Selected passage:
-- begin --
Is it technically possible that one can transfer grin even if the receiving party is offline?

Mmmh while this isn’t implemented at the moment, it’s definitely technically possible. I had started down this path but got sidetracked in a big way by testnet2. Every message sent over http by the wallet right now could be sent in a variery of other ways, including email or carrier pigeon.

@tromp did you mean interactive instead of online? Most people are worried about the online part, we can solve interactivity in a variety of ways.

Indeed, interaction of the receiver is required to construct a rangeproof of an output that only she can spend. This doesn’t mean sender and receiver have to be online at the same time, but does require some back and forth communication, whether it be directly wallet-to-wallet, or with chats, emails, snail-mail, carrier pigeon, or what have you.

I’m confused why this is seen as such a big issue; in what situation does a payment need to be confirmed trustlessly that doesn’t have high volume like a merchant to justify always on server or atomicly like a drug deal in which case you have time to debug communication channels?
-- end --
Given exercise a: Output the rows as a JSON list of strings, one per line, beginning with the first row and ending with the line containing "contour-69 [503, 39, 741, 119]", both included and blank lines omitted.

Data lines:
-- begin --
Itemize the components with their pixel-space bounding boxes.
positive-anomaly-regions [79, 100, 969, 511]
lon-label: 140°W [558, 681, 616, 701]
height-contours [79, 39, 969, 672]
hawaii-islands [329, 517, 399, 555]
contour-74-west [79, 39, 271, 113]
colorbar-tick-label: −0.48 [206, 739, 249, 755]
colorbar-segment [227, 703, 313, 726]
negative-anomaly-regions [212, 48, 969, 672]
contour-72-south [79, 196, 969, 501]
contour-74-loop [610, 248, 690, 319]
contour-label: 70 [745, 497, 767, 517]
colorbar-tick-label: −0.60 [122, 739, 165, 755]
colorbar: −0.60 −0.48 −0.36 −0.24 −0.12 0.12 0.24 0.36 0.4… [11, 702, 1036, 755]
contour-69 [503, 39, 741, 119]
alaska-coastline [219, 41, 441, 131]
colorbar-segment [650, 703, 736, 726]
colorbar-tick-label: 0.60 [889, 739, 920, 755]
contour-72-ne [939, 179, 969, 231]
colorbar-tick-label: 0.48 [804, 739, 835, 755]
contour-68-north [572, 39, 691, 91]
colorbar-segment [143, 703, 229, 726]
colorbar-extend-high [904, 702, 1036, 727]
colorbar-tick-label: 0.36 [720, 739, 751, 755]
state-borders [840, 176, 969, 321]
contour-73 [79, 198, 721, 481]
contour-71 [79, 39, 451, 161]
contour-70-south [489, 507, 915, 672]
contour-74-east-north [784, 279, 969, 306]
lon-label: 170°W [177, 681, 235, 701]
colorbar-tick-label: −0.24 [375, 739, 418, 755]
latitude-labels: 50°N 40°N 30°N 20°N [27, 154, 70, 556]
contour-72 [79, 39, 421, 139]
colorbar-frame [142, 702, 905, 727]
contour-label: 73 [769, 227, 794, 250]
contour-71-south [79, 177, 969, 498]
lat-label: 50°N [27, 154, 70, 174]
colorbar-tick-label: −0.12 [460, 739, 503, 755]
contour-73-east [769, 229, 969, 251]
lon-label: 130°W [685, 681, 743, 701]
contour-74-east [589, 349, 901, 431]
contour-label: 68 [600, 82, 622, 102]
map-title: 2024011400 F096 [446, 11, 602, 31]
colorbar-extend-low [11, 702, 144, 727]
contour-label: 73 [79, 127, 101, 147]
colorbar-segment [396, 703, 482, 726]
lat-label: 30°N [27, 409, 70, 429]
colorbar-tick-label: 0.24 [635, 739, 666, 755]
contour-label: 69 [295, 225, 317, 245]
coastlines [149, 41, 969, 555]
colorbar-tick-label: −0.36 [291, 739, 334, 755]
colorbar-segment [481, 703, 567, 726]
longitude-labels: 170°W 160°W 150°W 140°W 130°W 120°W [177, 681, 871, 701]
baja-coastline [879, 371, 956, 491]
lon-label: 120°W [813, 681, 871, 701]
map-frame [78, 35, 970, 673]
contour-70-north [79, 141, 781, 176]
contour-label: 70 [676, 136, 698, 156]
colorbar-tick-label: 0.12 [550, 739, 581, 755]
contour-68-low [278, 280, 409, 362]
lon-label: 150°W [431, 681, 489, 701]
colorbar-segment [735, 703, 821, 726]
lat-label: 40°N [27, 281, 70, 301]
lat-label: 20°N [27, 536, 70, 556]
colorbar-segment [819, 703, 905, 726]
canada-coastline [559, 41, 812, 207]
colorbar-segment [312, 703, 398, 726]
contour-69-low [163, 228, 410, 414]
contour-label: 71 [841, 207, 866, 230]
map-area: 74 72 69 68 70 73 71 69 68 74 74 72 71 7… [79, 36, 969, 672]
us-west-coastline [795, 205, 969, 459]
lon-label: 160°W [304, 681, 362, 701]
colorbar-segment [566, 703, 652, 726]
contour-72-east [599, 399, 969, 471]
-- end --
Given exercise b: In the discussion about transferring grin to an offline receiver, what sidetracked the work on this?

Written solution a:
[
  "Itemize the components with their pixel-space bounding boxes.",
  "positive-anomaly-regions [79, 100, 969, 511]",
  "lon-label: 140°W [558, 681, 616, 701]",
  "height-contours [79, 39, 969, 672]",
  "hawaii-islands [329, 517, 399, 555]",
  "contour-74-west [79, 39, 271, 113]",
  "colorbar-tick-label: −0.48 [206, 739, 249, 755]",
  "colorbar-segment [227, 703, 313, 726]",
  "negative-anomaly-regions [212, 48, 969, 672]",
  "contour-72-south [79, 196, 969, 501]",
  "contour-74-loop [610, 248, 690, 319]",
  "contour-label: 70 [745, 497, 767, 517]",
  "colorbar-tick-label: −0.60 [122, 739, 165, 755]",
  "colorbar: −0.60 −0.48 −0.36 −0.24 −0.12 0.12 0.24 0.36 0.4… [11, 702, 1036, 755]",
  "contour-69 [503, 39, 741, 119]"
]

Written solution b: Testnet2